— Start Record excerpts —

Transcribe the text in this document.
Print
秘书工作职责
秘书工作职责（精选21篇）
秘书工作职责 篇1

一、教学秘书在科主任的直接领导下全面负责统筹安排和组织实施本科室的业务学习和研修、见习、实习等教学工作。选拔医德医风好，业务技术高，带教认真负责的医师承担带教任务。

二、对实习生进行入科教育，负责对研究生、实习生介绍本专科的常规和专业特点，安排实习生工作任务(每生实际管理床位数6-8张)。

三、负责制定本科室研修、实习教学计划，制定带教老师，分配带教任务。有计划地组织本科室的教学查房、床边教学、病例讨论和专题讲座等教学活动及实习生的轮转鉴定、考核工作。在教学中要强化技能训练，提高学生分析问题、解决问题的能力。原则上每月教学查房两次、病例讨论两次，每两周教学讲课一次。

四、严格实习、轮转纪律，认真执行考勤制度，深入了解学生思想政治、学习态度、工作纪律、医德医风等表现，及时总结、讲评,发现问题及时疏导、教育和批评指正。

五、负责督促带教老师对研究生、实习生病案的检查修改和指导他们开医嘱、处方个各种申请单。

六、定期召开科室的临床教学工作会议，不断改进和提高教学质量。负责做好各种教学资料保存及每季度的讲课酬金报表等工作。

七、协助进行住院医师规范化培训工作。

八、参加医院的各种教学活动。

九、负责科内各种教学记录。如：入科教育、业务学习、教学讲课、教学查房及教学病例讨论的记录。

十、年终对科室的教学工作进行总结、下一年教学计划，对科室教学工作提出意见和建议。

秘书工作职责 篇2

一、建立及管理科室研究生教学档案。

— End Record excerpts —

Job >> Repeat each record exactly, leaving nothing out.

Response below >>
Transcribe the text in this document.
Print
秘书工作职责
秘书工作职责（精选21篇）
秘书工作职责 篇1

一、教学秘书在科主任的直接领导下全面负责统筹安排和组织实施本科室的业务学习和研修、见习、实习等教学工作。选拔医德医风好，业务技术高，带教认真负责的医师承担带教任务。

二、对实习生进行入科教育，负责对研究生、实习生介绍本专科的常规和专业特点，安排实习生工作任务(每生实际管理床位数6-8张)。

三、负责制定本科室研修、实习教学计划，制定带教老师，分配带教任务。有计划地组织本科室的教学查房、床边教学、病例讨论和专题讲座等教学活动及实习生的轮转鉴定、考核工作。在教学中要强化技能训练，提高学生分析问题、解决问题的能力。原则上每月教学查房两次、病例讨论两次，每两周教学讲课一次。

四、严格实习、轮转纪律，认真执行考勤制度，深入了解学生思想政治、学习态度、工作纪律、医德医风等表现，及时总结、讲评,发现问题及时疏导、教育和批评指正。

五、负责督促带教老师对研究生、实习生病案的检查修改和指导他们开医嘱、处方个各种申请单。

六、定期召开科室的临床教学工作会议，不断改进和提高教学质量。负责做好各种教学资料保存及每季度的讲课酬金报表等工作。

七、协助进行住院医师规范化培训工作。

八、参加医院的各种教学活动。

九、负责科内各种教学记录。如：入科教育、业务学习、教学讲课、教学查房及教学病例讨论的记录。

十、年终对科室的教学工作进行总结、下一年教学计划，对科室教学工作提出意见和建议。

秘书工作职责 篇2

一、建立及管理科室研究生教学档案。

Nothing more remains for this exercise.